■ **RECORD SET**

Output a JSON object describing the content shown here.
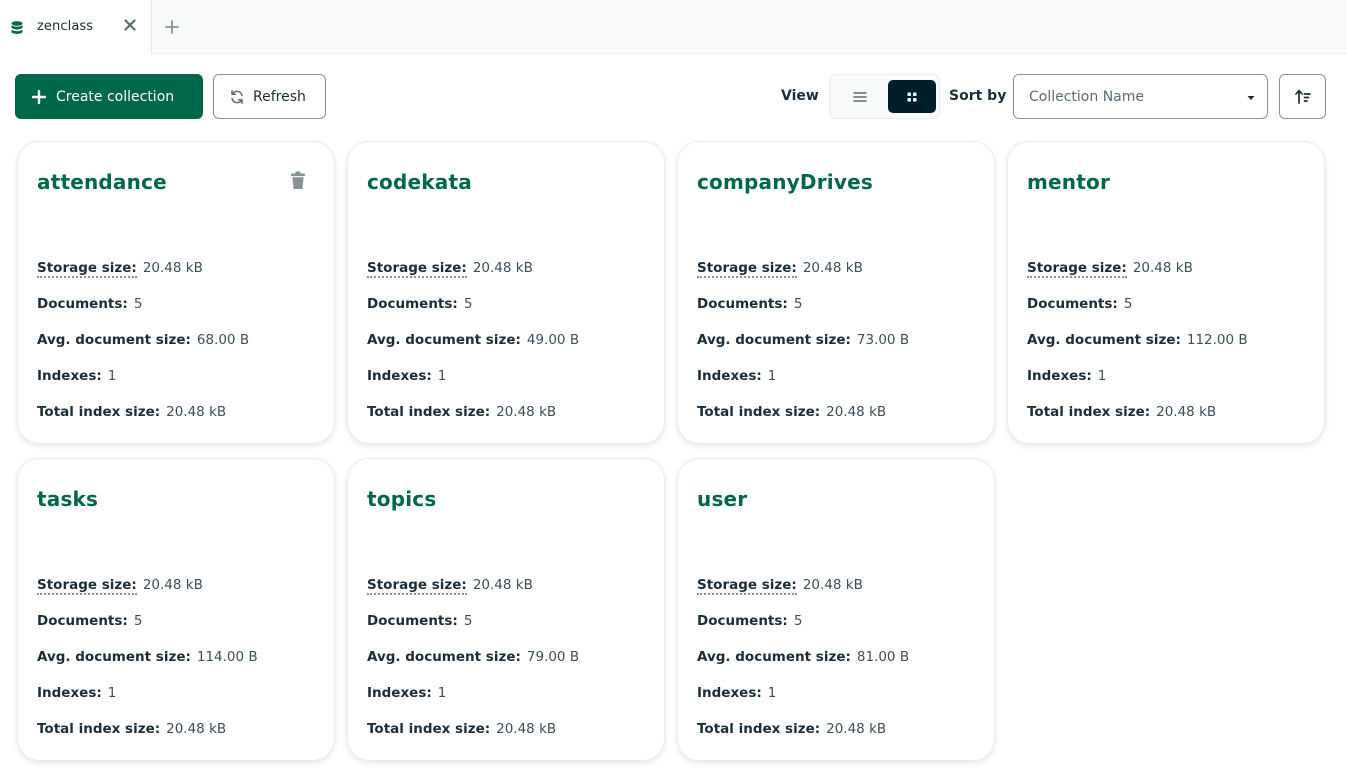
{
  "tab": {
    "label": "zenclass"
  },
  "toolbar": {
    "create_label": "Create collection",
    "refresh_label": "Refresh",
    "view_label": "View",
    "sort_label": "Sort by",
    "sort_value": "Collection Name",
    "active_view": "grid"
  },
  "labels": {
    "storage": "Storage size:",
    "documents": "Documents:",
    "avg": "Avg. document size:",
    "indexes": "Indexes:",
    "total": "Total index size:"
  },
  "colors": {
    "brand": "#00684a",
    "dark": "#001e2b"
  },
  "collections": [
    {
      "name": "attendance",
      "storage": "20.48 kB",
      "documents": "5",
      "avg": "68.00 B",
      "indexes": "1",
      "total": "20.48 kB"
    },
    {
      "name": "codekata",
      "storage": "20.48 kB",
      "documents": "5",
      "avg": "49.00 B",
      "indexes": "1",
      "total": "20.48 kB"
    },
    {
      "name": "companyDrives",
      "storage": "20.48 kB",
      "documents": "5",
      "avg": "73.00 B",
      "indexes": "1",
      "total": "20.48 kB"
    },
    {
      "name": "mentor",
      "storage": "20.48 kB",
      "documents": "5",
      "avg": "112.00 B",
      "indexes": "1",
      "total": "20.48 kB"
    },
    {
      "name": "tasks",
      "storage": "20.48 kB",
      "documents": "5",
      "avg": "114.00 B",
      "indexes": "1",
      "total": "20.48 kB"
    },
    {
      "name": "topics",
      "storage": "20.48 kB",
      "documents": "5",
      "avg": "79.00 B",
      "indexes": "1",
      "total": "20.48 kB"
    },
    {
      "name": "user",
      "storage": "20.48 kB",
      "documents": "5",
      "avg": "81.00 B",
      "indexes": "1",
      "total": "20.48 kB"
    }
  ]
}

■ **PROBLEM DESCRIPTION**
In the entries above, count each line with "size"; reply with the total only.

■ **RESULT OF THE TASK**
3